# START OF Data listing

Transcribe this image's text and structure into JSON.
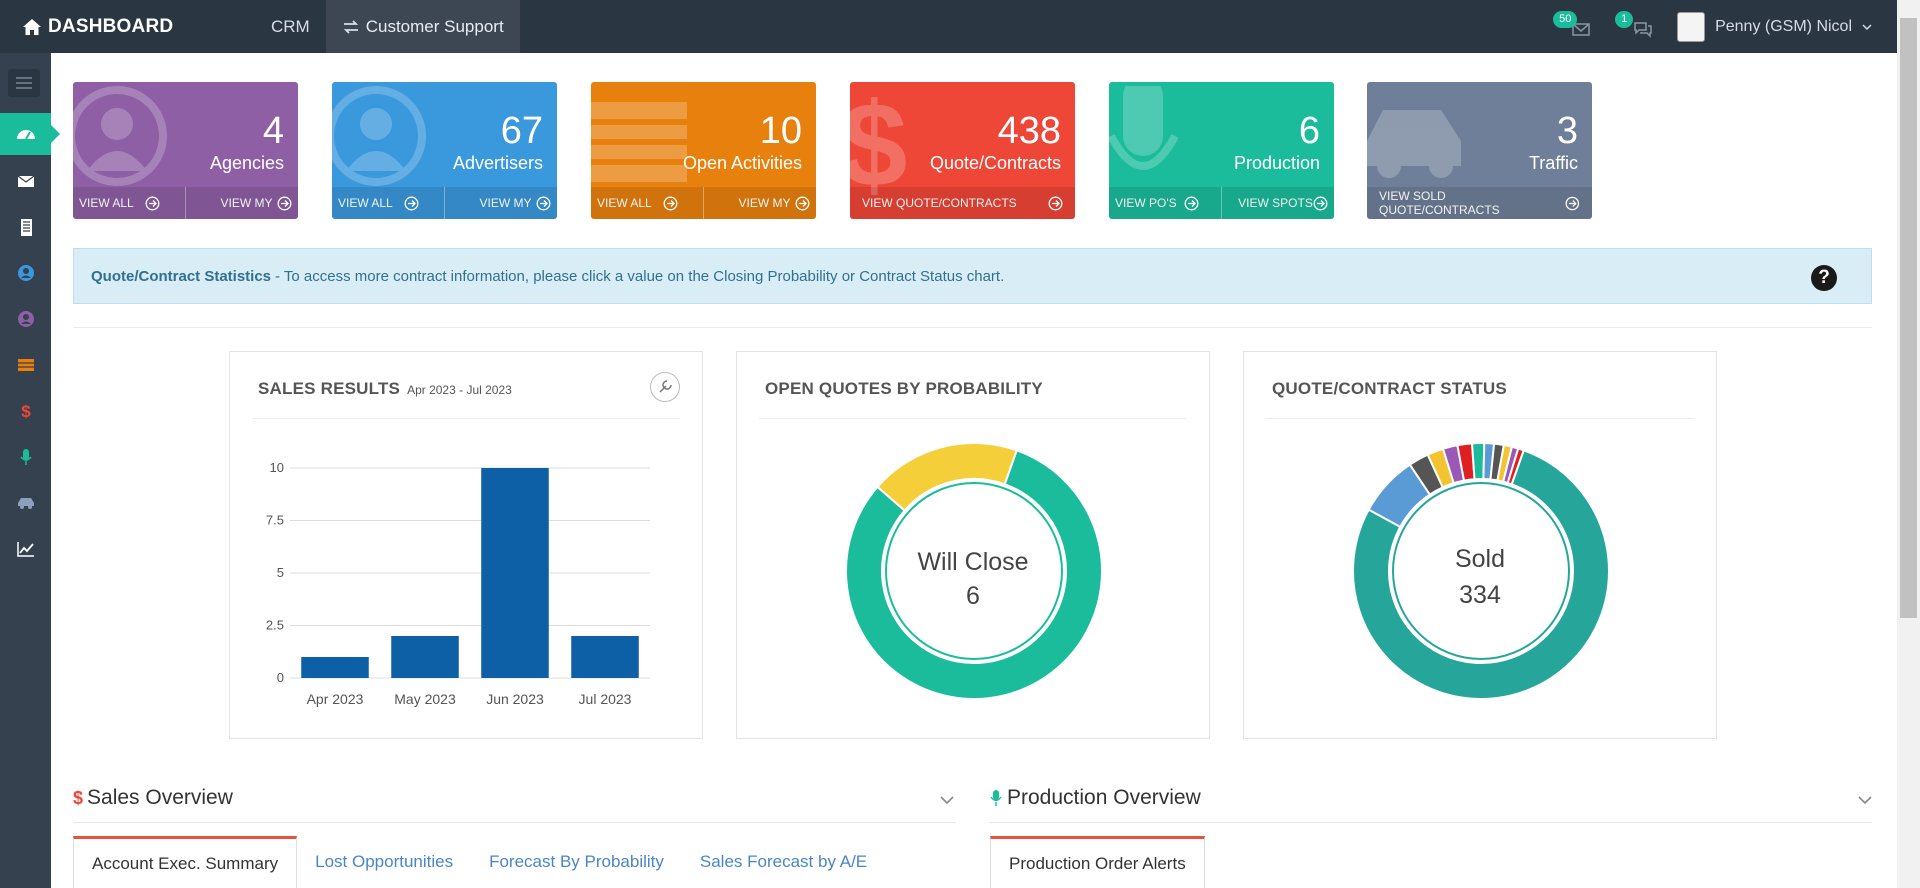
{
  "topbar": {
    "brand": "DASHBOARD",
    "nav": [
      "CRM",
      "Customer Support"
    ],
    "messages_count": "50",
    "chat_count": "1",
    "user_name": "Penny (GSM) Nicol"
  },
  "tiles": [
    {
      "value": "4",
      "label": "Agencies",
      "color": "#8e5fa5",
      "links": [
        "VIEW ALL",
        "VIEW MY"
      ],
      "icon": "user-icon"
    },
    {
      "value": "67",
      "label": "Advertisers",
      "color": "#3a98dc",
      "links": [
        "VIEW ALL",
        "VIEW MY"
      ],
      "icon": "user-icon"
    },
    {
      "value": "10",
      "label": "Open Activities",
      "color": "#e8800e",
      "links": [
        "VIEW ALL",
        "VIEW MY"
      ],
      "icon": "list-icon"
    },
    {
      "value": "438",
      "label": "Quote/Contracts",
      "color": "#ee4637",
      "links": [
        "VIEW QUOTE/CONTRACTS"
      ],
      "icon": "dollar-icon"
    },
    {
      "value": "6",
      "label": "Production",
      "color": "#1bbc9b",
      "links": [
        "VIEW PO'S",
        "VIEW SPOTS"
      ],
      "icon": "microphone-icon"
    },
    {
      "value": "3",
      "label": "Traffic",
      "color": "#6f7f99",
      "links": [
        "VIEW SOLD QUOTE/CONTRACTS"
      ],
      "icon": "car-icon"
    }
  ],
  "info": {
    "title": "Quote/Contract Statistics",
    "text": " - To access more contract information, please click a value on the Closing Probability or Contract Status chart."
  },
  "sales_results": {
    "title": "SALES RESULTS",
    "range": "Apr 2023 - Jul 2023"
  },
  "open_quotes": {
    "title": "OPEN QUOTES BY PROBABILITY",
    "center_label": "Will Close",
    "center_value": "6"
  },
  "contract_status": {
    "title": "QUOTE/CONTRACT STATUS",
    "center_label": "Sold",
    "center_value": "334"
  },
  "chart_data": [
    {
      "type": "bar",
      "title": "SALES RESULTS",
      "categories": [
        "Apr 2023",
        "May 2023",
        "Jun 2023",
        "Jul 2023"
      ],
      "values": [
        1,
        2,
        10,
        2
      ],
      "yticks": [
        "0",
        "2.5",
        "5",
        "7.5",
        "10"
      ],
      "ylim": [
        0,
        10
      ],
      "color": "#0d5fa6",
      "grid": true
    },
    {
      "type": "pie",
      "title": "OPEN QUOTES BY PROBABILITY",
      "slices": [
        {
          "value": 0.81,
          "color": "#1bbc9b"
        },
        {
          "value": 0.19,
          "color": "#f4cf3a"
        }
      ]
    },
    {
      "type": "pie",
      "title": "QUOTE/CONTRACT STATUS",
      "slices": [
        {
          "value": 0.76,
          "color": "#26a69a"
        },
        {
          "value": 0.075,
          "color": "#5b9bd5"
        },
        {
          "value": 0.025,
          "color": "#555555"
        },
        {
          "value": 0.02,
          "color": "#f4c430"
        },
        {
          "value": 0.018,
          "color": "#9b59b6"
        },
        {
          "value": 0.018,
          "color": "#e02020"
        },
        {
          "value": 0.015,
          "color": "#1bbc9b"
        },
        {
          "value": 0.012,
          "color": "#5b9bd5"
        },
        {
          "value": 0.012,
          "color": "#555555"
        },
        {
          "value": 0.01,
          "color": "#f4c430"
        },
        {
          "value": 0.008,
          "color": "#9b59b6"
        },
        {
          "value": 0.007,
          "color": "#e02020"
        }
      ]
    }
  ],
  "sales_overview": {
    "title": "Sales Overview",
    "tabs": [
      "Account Exec. Summary",
      "Lost Opportunities",
      "Forecast By Probability",
      "Sales Forecast by A/E"
    ]
  },
  "production_overview": {
    "title": "Production Overview",
    "tabs": [
      "Production Order Alerts"
    ]
  }
}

# END OF Data listing

= Short problem =
Which lines above contain "Forecast"? Show each of them.

= Complete answer =
      "Forecast By Probability",
      "Sales Forecast by A/E"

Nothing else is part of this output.